>> Start RECORDS SHOWN
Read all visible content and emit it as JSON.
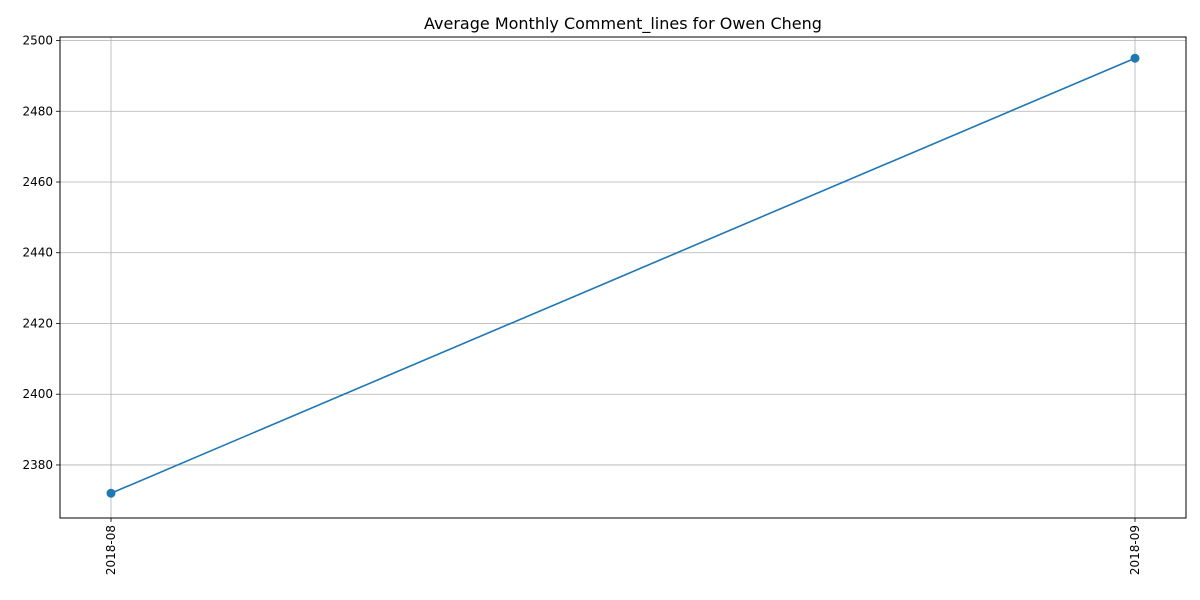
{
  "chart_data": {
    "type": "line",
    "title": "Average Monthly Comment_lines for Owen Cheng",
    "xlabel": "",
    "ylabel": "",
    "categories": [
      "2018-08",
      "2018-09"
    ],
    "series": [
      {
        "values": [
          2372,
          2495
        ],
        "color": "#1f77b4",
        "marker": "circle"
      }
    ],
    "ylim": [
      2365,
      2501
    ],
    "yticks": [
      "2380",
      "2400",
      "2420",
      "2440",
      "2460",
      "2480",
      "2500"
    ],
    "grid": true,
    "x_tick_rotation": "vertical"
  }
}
>> End RECORDS SHOWN
SHORT EXERCISE: Each line of the data is to be duplicated exactly; pictures stay out of the copy.

THE REPLY:
Read all visible content and emit it as JSON.
{
  "chart_data": {
    "type": "line",
    "title": "Average Monthly Comment_lines for Owen Cheng",
    "xlabel": "",
    "ylabel": "",
    "categories": [
      "2018-08",
      "2018-09"
    ],
    "series": [
      {
        "values": [
          2372,
          2495
        ],
        "color": "#1f77b4",
        "marker": "circle"
      }
    ],
    "ylim": [
      2365,
      2501
    ],
    "yticks": [
      "2380",
      "2400",
      "2420",
      "2440",
      "2460",
      "2480",
      "2500"
    ],
    "grid": true,
    "x_tick_rotation": "vertical"
  }
}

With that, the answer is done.